Lines containing the word "left" are the ones to copy from the records below.

[Dataset rows about figures]
....................
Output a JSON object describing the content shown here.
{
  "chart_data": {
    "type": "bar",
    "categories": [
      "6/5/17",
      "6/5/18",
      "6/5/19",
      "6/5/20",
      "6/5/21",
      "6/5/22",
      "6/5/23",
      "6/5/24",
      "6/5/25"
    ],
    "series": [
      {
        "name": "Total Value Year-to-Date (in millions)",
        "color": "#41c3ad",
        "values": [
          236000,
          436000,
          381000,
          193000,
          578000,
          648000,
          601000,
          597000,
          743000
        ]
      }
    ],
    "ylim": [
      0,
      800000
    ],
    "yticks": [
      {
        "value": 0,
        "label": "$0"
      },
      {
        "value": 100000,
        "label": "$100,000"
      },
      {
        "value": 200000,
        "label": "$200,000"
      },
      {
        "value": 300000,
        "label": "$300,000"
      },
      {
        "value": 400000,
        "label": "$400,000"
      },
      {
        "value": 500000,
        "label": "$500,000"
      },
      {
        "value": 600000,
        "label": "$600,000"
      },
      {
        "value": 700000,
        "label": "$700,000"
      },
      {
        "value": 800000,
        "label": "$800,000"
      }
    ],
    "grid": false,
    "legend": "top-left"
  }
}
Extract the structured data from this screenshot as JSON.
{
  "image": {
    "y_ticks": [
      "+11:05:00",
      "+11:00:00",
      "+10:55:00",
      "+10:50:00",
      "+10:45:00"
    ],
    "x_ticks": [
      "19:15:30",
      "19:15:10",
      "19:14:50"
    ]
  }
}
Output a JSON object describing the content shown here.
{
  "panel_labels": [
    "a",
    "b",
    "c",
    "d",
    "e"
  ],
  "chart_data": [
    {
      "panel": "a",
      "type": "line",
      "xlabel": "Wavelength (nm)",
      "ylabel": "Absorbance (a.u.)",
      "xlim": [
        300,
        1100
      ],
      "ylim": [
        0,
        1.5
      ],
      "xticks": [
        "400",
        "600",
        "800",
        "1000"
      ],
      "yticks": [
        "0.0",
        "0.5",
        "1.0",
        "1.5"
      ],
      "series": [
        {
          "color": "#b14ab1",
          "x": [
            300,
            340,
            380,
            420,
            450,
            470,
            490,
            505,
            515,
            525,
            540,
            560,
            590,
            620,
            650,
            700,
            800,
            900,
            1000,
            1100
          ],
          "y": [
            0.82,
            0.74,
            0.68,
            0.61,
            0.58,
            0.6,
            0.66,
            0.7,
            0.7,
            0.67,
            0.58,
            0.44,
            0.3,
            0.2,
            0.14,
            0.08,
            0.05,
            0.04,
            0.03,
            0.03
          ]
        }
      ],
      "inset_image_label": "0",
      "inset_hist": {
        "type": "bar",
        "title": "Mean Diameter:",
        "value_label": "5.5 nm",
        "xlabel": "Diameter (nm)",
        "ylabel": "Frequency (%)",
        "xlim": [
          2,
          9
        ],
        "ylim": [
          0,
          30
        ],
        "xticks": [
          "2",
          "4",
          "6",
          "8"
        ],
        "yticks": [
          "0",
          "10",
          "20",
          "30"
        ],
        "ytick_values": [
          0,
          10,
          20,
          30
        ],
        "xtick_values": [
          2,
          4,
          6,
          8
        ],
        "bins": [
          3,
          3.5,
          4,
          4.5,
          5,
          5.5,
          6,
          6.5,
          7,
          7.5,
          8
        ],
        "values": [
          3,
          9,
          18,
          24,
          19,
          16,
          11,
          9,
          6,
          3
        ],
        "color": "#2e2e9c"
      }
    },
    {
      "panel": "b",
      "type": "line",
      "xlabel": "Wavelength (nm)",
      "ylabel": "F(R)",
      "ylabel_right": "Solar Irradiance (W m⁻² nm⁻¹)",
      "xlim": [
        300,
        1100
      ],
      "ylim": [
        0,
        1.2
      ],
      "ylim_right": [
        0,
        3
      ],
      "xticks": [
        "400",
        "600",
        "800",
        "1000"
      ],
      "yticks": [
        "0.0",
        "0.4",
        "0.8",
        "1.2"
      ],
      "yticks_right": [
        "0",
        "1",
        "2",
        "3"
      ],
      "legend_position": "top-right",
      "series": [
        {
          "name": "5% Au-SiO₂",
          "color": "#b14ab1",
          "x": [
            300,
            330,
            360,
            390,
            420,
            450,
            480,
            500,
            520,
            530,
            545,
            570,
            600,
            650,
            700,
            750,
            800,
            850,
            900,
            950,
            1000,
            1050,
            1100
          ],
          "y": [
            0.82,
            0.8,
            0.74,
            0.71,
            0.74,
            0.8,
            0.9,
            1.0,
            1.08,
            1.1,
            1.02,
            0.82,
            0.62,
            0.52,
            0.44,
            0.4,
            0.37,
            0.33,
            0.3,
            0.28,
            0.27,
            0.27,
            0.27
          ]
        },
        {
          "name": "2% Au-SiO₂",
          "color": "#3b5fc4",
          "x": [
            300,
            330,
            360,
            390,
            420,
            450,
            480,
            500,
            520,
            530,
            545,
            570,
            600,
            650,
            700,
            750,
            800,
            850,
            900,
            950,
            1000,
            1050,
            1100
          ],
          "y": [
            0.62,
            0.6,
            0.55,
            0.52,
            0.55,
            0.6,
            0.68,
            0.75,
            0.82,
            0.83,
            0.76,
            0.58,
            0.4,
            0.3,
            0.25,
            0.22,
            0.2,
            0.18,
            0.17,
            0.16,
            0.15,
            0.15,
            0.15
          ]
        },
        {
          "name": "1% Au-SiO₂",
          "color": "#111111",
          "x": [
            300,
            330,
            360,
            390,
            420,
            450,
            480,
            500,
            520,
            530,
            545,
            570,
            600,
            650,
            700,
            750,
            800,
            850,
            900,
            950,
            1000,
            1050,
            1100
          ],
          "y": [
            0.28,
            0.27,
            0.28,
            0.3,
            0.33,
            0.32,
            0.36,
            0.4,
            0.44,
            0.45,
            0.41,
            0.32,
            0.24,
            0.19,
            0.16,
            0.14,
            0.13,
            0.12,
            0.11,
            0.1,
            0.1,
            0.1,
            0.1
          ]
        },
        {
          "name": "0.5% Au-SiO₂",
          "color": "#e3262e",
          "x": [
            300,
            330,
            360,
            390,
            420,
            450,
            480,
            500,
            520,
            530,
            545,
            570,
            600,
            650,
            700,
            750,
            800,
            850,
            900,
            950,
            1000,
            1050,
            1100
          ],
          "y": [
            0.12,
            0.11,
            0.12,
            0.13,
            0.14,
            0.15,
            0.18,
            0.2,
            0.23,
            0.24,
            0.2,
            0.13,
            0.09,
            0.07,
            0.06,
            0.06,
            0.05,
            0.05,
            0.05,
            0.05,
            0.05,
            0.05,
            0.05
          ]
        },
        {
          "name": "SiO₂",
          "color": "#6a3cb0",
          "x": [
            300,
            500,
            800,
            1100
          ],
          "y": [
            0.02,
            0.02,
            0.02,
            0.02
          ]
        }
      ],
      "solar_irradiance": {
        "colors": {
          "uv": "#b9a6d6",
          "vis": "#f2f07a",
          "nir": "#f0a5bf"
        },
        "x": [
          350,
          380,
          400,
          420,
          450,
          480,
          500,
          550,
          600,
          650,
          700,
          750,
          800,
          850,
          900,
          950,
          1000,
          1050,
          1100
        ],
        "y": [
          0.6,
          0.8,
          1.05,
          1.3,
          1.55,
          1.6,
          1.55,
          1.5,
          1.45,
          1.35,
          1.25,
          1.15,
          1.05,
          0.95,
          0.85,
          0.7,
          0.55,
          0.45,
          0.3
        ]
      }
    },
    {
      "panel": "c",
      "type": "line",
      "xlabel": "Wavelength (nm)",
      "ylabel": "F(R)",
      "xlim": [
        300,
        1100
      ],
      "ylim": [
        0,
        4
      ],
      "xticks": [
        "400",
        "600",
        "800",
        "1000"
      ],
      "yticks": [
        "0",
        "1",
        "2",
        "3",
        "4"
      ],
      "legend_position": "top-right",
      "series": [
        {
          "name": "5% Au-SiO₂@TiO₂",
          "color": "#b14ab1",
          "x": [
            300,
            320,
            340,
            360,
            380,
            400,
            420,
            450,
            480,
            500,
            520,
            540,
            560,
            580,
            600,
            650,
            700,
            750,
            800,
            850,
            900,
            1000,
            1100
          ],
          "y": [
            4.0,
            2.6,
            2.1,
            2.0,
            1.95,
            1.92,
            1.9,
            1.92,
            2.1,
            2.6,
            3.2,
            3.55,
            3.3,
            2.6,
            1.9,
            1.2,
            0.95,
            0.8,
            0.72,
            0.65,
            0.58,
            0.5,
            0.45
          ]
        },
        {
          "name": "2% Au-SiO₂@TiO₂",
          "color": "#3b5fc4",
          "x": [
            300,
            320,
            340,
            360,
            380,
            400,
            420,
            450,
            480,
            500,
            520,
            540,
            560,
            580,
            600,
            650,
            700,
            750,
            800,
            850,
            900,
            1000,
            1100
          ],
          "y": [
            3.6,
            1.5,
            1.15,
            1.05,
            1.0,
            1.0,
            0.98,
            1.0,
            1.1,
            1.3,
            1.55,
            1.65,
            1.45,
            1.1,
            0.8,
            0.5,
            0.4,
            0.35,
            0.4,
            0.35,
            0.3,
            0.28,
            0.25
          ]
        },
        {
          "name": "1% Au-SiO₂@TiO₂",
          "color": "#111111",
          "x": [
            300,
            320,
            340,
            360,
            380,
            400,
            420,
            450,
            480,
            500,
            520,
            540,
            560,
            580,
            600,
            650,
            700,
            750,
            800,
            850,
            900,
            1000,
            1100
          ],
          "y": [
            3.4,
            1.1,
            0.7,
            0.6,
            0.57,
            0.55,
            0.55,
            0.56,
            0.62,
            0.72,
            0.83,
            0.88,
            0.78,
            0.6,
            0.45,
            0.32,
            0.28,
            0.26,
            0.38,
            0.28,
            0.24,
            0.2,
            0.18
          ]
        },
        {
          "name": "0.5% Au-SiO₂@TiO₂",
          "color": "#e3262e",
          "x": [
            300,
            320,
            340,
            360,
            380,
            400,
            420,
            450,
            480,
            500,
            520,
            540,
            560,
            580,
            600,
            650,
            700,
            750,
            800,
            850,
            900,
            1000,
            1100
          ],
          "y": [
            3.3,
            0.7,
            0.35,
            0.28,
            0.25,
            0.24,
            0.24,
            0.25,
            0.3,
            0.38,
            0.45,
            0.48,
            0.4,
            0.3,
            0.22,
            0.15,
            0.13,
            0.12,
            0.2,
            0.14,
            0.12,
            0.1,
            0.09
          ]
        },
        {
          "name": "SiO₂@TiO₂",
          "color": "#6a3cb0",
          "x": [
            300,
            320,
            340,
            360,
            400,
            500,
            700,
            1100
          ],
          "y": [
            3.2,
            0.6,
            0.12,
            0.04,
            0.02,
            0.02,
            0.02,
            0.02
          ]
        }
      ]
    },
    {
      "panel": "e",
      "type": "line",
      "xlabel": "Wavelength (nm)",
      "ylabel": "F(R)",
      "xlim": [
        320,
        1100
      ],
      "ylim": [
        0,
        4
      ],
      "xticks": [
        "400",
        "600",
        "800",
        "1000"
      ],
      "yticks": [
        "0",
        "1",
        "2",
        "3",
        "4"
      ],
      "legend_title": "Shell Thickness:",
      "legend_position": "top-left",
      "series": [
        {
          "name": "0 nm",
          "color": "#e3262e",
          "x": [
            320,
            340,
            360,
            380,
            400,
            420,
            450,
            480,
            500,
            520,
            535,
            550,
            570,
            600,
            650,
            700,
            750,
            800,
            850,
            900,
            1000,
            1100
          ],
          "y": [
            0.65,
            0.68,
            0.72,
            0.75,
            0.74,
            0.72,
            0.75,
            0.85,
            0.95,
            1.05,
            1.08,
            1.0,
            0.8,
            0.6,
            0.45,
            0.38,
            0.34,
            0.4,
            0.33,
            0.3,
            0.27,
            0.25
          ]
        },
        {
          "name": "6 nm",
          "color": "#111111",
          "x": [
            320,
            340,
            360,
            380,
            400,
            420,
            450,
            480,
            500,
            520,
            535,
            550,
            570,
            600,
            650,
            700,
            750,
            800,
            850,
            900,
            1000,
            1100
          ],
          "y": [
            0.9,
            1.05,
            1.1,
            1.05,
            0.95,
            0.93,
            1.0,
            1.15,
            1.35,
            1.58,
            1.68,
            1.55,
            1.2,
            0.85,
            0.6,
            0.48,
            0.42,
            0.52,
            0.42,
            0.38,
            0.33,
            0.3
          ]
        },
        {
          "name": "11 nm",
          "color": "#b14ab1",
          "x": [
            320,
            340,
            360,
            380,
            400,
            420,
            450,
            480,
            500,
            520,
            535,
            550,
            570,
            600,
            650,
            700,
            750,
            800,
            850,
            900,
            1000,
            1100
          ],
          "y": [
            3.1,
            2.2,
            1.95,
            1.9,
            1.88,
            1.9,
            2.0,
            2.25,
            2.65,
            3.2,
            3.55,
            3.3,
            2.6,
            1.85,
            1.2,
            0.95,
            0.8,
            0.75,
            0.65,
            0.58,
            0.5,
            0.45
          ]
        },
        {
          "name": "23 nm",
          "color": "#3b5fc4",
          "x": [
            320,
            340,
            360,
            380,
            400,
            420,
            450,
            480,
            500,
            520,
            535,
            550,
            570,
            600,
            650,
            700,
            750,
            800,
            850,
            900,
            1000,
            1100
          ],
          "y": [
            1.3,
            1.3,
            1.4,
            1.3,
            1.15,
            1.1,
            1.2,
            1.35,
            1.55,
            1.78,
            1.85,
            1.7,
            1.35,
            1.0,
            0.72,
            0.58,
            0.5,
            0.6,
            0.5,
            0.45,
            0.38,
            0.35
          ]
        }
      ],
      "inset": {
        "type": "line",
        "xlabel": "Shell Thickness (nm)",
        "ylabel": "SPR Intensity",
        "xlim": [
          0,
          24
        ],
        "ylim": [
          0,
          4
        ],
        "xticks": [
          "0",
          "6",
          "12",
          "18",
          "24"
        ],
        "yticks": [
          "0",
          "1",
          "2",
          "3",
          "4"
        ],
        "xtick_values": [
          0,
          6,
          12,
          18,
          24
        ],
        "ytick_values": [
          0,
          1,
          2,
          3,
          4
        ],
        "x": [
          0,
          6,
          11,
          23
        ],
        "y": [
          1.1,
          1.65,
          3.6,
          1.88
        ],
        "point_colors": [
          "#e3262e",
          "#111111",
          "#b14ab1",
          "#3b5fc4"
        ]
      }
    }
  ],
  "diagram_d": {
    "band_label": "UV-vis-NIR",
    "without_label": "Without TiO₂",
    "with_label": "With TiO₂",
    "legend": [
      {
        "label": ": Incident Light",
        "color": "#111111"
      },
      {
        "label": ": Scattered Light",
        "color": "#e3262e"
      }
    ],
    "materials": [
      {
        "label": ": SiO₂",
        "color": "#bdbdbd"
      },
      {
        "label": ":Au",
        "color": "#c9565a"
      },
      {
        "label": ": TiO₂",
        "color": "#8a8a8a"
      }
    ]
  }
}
....................
RESPONSE -
    "legend": "top-left"
      "legend_position": "top-left",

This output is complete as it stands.